**What is being asked**
Write out each record again exactly as it stands.

-- Extracted records start --

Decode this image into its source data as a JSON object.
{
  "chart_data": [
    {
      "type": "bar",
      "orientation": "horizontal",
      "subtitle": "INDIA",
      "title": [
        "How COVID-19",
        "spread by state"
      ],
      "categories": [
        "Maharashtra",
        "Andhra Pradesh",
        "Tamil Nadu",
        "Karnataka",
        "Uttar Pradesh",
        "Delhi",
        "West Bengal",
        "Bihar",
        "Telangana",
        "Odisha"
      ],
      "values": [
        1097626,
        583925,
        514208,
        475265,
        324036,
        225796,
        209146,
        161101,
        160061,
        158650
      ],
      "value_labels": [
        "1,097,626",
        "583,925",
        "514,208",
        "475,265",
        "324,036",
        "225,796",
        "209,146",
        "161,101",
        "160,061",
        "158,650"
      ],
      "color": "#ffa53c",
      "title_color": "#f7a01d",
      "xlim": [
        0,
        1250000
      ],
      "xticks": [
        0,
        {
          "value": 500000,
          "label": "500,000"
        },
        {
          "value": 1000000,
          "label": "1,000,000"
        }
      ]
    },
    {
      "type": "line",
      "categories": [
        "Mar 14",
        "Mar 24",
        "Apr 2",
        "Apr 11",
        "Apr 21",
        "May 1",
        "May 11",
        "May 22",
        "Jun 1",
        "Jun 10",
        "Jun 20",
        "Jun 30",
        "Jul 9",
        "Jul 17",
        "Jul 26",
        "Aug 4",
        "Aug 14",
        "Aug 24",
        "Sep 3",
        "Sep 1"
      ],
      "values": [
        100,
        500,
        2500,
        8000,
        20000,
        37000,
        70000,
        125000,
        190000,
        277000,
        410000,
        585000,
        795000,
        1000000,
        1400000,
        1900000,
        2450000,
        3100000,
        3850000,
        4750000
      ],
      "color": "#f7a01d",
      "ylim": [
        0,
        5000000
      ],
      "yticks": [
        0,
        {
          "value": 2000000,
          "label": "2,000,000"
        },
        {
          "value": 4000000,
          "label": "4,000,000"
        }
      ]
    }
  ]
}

-- Extracted records end --

**Complete answer**
Decode this image into its source data as a JSON object.
{
  "chart_data": [
    {
      "type": "bar",
      "orientation": "horizontal",
      "subtitle": "INDIA",
      "title": [
        "How COVID-19",
        "spread by state"
      ],
      "categories": [
        "Maharashtra",
        "Andhra Pradesh",
        "Tamil Nadu",
        "Karnataka",
        "Uttar Pradesh",
        "Delhi",
        "West Bengal",
        "Bihar",
        "Telangana",
        "Odisha"
      ],
      "values": [
        1097626,
        583925,
        514208,
        475265,
        324036,
        225796,
        209146,
        161101,
        160061,
        158650
      ],
      "value_labels": [
        "1,097,626",
        "583,925",
        "514,208",
        "475,265",
        "324,036",
        "225,796",
        "209,146",
        "161,101",
        "160,061",
        "158,650"
      ],
      "color": "#ffa53c",
      "title_color": "#f7a01d",
      "xlim": [
        0,
        1250000
      ],
      "xticks": [
        0,
        {
          "value": 500000,
          "label": "500,000"
        },
        {
          "value": 1000000,
          "label": "1,000,000"
        }
      ]
    },
    {
      "type": "line",
      "categories": [
        "Mar 14",
        "Mar 24",
        "Apr 2",
        "Apr 11",
        "Apr 21",
        "May 1",
        "May 11",
        "May 22",
        "Jun 1",
        "Jun 10",
        "Jun 20",
        "Jun 30",
        "Jul 9",
        "Jul 17",
        "Jul 26",
        "Aug 4",
        "Aug 14",
        "Aug 24",
        "Sep 3",
        "Sep 1"
      ],
      "values": [
        100,
        500,
        2500,
        8000,
        20000,
        37000,
        70000,
        125000,
        190000,
        277000,
        410000,
        585000,
        795000,
        1000000,
        1400000,
        1900000,
        2450000,
        3100000,
        3850000,
        4750000
      ],
      "color": "#f7a01d",
      "ylim": [
        0,
        5000000
      ],
      "yticks": [
        0,
        {
          "value": 2000000,
          "label": "2,000,000"
        },
        {
          "value": 4000000,
          "label": "4,000,000"
        }
      ]
    }
  ]
}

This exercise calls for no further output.